List each line of the data in which the string "安徽省六安市金寨县麻埠镇鲜花岭街道居民委员会" appears.

Stored records:
---*---

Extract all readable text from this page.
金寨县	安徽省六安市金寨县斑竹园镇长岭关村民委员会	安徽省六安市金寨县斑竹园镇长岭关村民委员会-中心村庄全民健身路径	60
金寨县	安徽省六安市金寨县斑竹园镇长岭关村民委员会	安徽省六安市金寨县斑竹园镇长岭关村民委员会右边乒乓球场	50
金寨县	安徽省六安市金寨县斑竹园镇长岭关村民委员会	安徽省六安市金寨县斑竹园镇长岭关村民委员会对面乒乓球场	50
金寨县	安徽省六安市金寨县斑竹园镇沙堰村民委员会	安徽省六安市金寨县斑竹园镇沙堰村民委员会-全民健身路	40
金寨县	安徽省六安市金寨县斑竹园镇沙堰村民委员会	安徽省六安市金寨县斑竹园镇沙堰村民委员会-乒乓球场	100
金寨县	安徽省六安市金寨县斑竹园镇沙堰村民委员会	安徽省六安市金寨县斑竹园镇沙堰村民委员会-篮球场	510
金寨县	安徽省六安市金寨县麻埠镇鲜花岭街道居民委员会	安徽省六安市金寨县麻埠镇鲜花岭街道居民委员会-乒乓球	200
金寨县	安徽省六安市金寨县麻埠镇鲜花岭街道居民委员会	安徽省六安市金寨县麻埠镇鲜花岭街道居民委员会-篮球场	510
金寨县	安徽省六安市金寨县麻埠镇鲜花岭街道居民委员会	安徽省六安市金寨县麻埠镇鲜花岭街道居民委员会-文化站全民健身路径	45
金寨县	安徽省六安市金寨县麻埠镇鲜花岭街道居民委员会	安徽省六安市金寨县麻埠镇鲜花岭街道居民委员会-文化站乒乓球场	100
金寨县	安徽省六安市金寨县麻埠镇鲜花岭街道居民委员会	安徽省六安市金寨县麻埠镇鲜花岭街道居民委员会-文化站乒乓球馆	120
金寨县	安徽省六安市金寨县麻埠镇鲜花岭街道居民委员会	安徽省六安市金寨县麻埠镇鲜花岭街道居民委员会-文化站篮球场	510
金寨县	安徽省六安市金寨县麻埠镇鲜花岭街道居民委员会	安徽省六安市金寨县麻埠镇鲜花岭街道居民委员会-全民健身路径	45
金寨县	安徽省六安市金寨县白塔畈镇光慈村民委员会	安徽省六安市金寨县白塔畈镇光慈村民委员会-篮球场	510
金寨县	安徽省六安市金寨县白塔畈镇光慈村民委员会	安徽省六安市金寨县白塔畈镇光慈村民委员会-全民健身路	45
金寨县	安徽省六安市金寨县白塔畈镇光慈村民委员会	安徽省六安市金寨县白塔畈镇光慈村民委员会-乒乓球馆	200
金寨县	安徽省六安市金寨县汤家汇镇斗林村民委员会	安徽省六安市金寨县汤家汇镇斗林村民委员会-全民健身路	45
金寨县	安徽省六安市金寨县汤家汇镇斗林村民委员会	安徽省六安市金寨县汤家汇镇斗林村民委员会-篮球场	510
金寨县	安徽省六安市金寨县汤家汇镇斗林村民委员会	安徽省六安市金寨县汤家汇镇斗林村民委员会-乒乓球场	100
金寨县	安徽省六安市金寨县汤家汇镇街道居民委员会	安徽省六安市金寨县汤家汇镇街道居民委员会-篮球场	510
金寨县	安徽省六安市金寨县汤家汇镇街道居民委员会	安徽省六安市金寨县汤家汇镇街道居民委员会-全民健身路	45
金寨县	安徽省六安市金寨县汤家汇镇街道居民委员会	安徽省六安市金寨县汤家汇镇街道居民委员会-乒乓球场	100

---*---

* The result
金寨县	安徽省六安市金寨县麻埠镇鲜花岭街道居民委员会	安徽省六安市金寨县麻埠镇鲜花岭街道居民委员会-乒乓球	200
金寨县	安徽省六安市金寨县麻埠镇鲜花岭街道居民委员会	安徽省六安市金寨县麻埠镇鲜花岭街道居民委员会-篮球场	510
金寨县	安徽省六安市金寨县麻埠镇鲜花岭街道居民委员会	安徽省六安市金寨县麻埠镇鲜花岭街道居民委员会-文化站全民健身路径	45
金寨县	安徽省六安市金寨县麻埠镇鲜花岭街道居民委员会	安徽省六安市金寨县麻埠镇鲜花岭街道居民委员会-文化站乒乓球场	100
金寨县	安徽省六安市金寨县麻埠镇鲜花岭街道居民委员会	安徽省六安市金寨县麻埠镇鲜花岭街道居民委员会-文化站乒乓球馆	120
金寨县	安徽省六安市金寨县麻埠镇鲜花岭街道居民委员会	安徽省六安市金寨县麻埠镇鲜花岭街道居民委员会-文化站篮球场	510
金寨县	安徽省六安市金寨县麻埠镇鲜花岭街道居民委员会	安徽省六安市金寨县麻埠镇鲜花岭街道居民委员会-全民健身路径	45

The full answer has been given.